» Instructions for the task
Lift every line from the entries that includes the word "ornych".

» Records supplied
———

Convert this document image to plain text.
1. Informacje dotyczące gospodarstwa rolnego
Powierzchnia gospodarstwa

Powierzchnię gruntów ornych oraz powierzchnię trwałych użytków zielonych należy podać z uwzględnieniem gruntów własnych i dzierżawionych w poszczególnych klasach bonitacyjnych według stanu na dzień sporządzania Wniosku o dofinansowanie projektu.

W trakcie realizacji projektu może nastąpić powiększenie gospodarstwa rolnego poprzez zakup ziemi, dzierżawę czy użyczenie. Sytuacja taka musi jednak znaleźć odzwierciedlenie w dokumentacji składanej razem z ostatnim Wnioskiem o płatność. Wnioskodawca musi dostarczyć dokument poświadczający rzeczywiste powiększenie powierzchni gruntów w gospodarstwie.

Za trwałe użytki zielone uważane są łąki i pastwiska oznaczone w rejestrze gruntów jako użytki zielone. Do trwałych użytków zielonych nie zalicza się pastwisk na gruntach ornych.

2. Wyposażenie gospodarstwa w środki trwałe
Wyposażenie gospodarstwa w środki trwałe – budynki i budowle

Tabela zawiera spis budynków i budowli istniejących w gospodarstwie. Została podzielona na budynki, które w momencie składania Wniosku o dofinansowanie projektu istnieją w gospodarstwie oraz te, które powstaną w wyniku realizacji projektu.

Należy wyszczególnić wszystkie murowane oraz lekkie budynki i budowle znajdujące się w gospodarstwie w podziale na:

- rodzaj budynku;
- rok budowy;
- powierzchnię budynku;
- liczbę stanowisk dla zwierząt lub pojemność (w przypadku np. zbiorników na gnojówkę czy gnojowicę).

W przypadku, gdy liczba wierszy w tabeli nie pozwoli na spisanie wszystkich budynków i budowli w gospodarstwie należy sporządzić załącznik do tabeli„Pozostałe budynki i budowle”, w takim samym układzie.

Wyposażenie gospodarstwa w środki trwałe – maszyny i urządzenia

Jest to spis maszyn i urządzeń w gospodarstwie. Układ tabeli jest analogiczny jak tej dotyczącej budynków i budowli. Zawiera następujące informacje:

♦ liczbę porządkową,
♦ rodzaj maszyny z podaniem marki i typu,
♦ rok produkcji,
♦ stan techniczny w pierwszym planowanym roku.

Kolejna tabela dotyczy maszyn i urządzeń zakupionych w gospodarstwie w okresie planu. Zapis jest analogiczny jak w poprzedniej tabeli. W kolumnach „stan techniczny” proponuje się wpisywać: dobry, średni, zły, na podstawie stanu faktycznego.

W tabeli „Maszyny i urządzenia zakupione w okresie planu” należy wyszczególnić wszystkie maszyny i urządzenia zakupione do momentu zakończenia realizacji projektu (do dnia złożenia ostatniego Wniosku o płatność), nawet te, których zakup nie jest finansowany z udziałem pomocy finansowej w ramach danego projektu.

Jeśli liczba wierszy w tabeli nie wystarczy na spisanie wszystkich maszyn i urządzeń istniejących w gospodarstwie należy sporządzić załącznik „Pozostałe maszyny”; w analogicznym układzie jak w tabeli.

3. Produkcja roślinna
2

———

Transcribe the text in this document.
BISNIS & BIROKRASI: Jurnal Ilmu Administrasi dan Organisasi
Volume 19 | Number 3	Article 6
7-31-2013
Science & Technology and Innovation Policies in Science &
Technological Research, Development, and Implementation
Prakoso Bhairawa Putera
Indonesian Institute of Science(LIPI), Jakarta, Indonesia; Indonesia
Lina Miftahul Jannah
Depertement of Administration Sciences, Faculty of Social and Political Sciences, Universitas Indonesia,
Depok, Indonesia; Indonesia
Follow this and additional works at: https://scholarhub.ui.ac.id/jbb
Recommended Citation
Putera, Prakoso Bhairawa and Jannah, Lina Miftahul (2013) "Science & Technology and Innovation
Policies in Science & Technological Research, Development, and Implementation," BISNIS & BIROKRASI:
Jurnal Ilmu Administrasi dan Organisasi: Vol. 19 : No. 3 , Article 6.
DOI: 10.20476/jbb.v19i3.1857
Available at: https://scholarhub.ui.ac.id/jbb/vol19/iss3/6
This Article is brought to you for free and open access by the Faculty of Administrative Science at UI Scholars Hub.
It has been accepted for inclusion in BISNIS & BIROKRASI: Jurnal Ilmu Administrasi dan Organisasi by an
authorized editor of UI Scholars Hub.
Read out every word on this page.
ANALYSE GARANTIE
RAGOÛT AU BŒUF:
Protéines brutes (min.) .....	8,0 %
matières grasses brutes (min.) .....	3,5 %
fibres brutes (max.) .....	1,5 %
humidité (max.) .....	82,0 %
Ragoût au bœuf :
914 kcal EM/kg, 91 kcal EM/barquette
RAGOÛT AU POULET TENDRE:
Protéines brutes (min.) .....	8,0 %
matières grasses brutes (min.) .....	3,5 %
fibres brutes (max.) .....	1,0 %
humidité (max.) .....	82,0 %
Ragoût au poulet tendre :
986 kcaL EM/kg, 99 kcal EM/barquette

———

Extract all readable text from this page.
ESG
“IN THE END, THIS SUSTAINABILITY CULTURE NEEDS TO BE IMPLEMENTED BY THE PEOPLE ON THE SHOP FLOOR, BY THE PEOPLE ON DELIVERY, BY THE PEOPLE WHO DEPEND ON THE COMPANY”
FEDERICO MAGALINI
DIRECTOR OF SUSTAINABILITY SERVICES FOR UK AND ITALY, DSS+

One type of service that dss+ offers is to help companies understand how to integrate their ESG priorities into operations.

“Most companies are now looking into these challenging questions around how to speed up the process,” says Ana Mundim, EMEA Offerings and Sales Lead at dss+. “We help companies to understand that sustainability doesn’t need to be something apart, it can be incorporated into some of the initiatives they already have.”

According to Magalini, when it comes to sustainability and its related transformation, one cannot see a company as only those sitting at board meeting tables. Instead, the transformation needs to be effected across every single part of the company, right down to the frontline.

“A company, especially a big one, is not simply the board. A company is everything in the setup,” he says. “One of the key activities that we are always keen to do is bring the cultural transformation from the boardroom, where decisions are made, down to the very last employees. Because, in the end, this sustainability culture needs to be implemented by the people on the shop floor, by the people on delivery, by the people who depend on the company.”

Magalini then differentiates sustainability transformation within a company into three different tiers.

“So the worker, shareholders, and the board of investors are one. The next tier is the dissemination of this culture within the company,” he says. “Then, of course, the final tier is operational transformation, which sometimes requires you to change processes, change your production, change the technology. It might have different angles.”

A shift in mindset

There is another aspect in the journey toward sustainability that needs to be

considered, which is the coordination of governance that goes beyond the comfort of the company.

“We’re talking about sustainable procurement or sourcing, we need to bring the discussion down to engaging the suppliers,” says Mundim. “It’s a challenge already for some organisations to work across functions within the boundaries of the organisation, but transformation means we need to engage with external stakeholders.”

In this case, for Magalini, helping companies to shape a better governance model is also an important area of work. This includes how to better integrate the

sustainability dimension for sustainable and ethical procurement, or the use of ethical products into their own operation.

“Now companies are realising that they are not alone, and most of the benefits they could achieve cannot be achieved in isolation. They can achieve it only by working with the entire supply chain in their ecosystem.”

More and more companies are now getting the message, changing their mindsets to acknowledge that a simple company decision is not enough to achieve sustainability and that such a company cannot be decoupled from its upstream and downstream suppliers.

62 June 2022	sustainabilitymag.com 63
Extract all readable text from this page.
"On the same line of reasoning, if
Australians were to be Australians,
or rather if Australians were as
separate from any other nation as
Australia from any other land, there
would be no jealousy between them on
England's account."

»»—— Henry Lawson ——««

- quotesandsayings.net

———

» Expected answer
Powierzchnię gruntów ornych oraz powierzchnię trwałych użytków zielonych należy podać z uwzględnieniem gruntów własnych i dzierżawionych w poszczególnych klasach bonitacyjnych według stanu na dzień sporządzania Wniosku o dofinansowanie projektu.
Za trwałe użytki zielone uważane są łąki i pastwiska oznaczone w rejestrze gruntów jako użytki zielone. Do trwałych użytków zielonych nie zalicza się pastwisk na gruntach ornych.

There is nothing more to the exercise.